### CHALLENGE
Collect each line of the records containing the string "students".

--

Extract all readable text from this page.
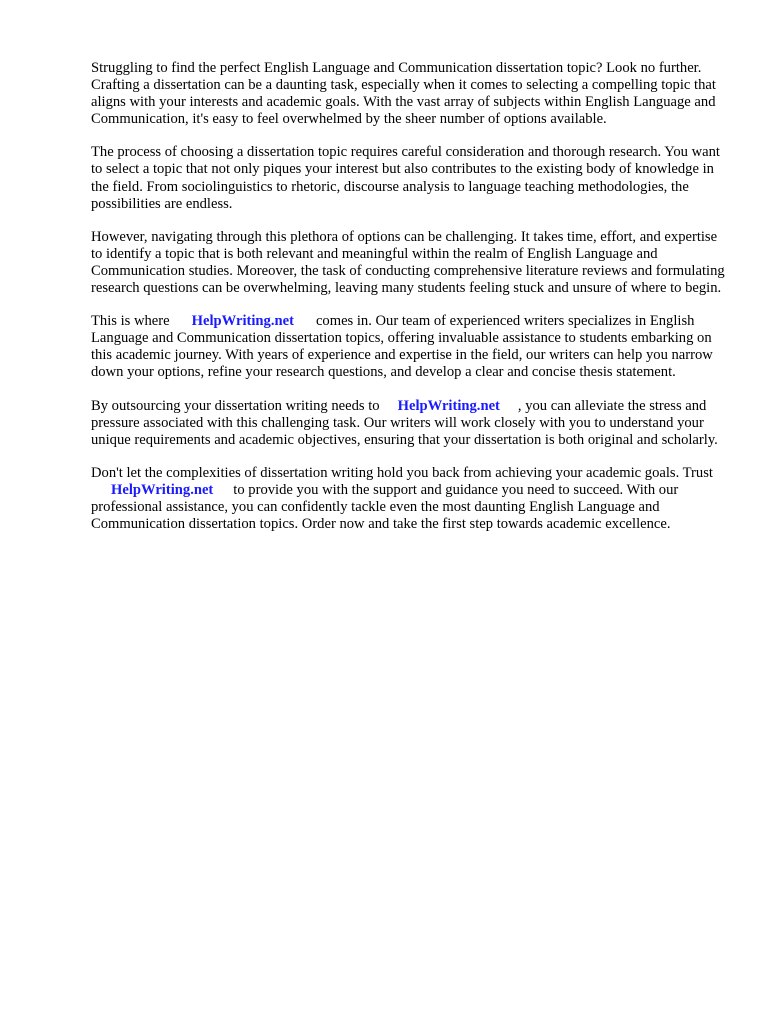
Struggling to find the perfect English Language and Communication dissertation topic? Look no further. Crafting a dissertation can be a daunting task, especially when it comes to selecting a compelling topic that aligns with your interests and academic goals. With the vast array of subjects within English Language and Communication, it's easy to feel overwhelmed by the sheer number of options available.

The process of choosing a dissertation topic requires careful consideration and thorough research. You want to select a topic that not only piques your interest but also contributes to the existing body of knowledge in the field. From sociolinguistics to rhetoric, discourse analysis to language teaching methodologies, the possibilities are endless.

However, navigating through this plethora of options can be challenging. It takes time, effort, and expertise to identify a topic that is both relevant and meaningful within the realm of English Language and Communication studies. Moreover, the task of conducting comprehensive literature reviews and formulating research questions can be overwhelming, leaving many students feeling stuck and unsure of where to begin.

This is where HelpWriting.net comes in. Our team of experienced writers specializes in English Language and Communication dissertation topics, offering invaluable assistance to students embarking on this academic journey. With years of experience and expertise in the field, our writers can help you narrow down your options, refine your research questions, and develop a clear and concise thesis statement.

By outsourcing your dissertation writing needs to HelpWriting.net , you can alleviate the stress and pressure associated with this challenging task. Our writers will work closely with you to understand your unique requirements and academic objectives, ensuring that your dissertation is both original and scholarly.

Don't let the complexities of dissertation writing hold you back from achieving your academic goals. TrustHelpWriting.net to provide you with the support and guidance you need to succeed. With our professional assistance, you can confidently tackle even the most daunting English Language and Communication dissertation topics. Order now and take the first step towards academic excellence.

--

### RESULT OF THIS EXERCISE
However, navigating through this plethora of options can be challenging. It takes time, effort, and expertise to identify a topic that is both relevant and meaningful within the realm of English Language and Communication studies. Moreover, the task of conducting comprehensive literature reviews and formulating research questions can be overwhelming, leaving many students feeling stuck and unsure of where to begin.
This is where HelpWriting.net comes in. Our team of experienced writers specializes in English Language and Communication dissertation topics, offering invaluable assistance to students embarking on this academic journey. With years of experience and expertise in the field, our writers can help you narrow down your options, refine your research questions, and develop a clear and concise thesis statement.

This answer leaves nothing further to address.